Without changing a character, return the entries, but not the images they hold.

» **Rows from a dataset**
>>>

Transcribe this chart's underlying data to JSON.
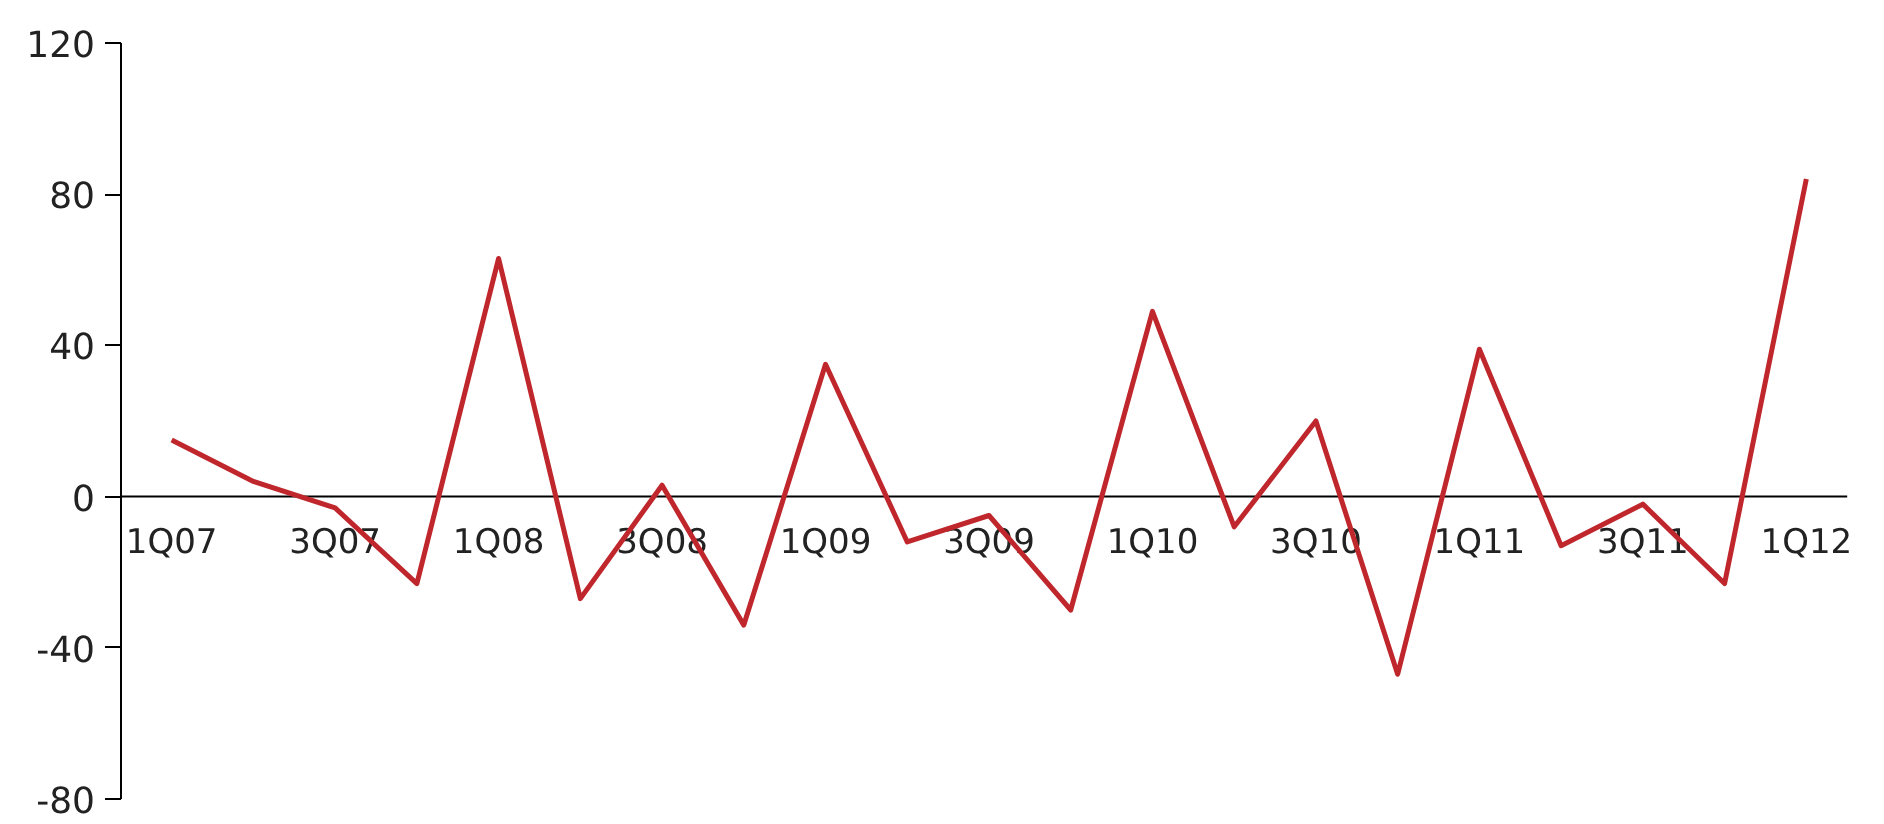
{
  "chart_data": {
    "type": "line",
    "categories": [
      "1Q07",
      null,
      "3Q07",
      null,
      "1Q08",
      null,
      "3Q08",
      null,
      "1Q09",
      null,
      "3Q09",
      null,
      "1Q10",
      null,
      "3Q10",
      null,
      "1Q11",
      null,
      "3Q11",
      null,
      "1Q12"
    ],
    "series": [
      {
        "color": "#c0272d",
        "values": [
          15,
          4,
          -3,
          -23,
          63,
          -27,
          3,
          -34,
          35,
          -12,
          -5,
          -30,
          49,
          -8,
          20,
          -47,
          39,
          -13,
          -2,
          -23,
          84
        ]
      }
    ],
    "ylim": [
      -80,
      120
    ],
    "yticks": [
      -80,
      -40,
      0,
      40,
      80,
      120
    ],
    "grid": false,
    "marker": "none",
    "line_style": "solid"
  }
}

<<<

» **Exercise response**
Transcribe this chart's underlying data to JSON.
{
  "chart_data": {
    "type": "line",
    "categories": [
      "1Q07",
      null,
      "3Q07",
      null,
      "1Q08",
      null,
      "3Q08",
      null,
      "1Q09",
      null,
      "3Q09",
      null,
      "1Q10",
      null,
      "3Q10",
      null,
      "1Q11",
      null,
      "3Q11",
      null,
      "1Q12"
    ],
    "series": [
      {
        "color": "#c0272d",
        "values": [
          15,
          4,
          -3,
          -23,
          63,
          -27,
          3,
          -34,
          35,
          -12,
          -5,
          -30,
          49,
          -8,
          20,
          -47,
          39,
          -13,
          -2,
          -23,
          84
        ]
      }
    ],
    "ylim": [
      -80,
      120
    ],
    "yticks": [
      -80,
      -40,
      0,
      40,
      80,
      120
    ],
    "grid": false,
    "marker": "none",
    "line_style": "solid"
  }
}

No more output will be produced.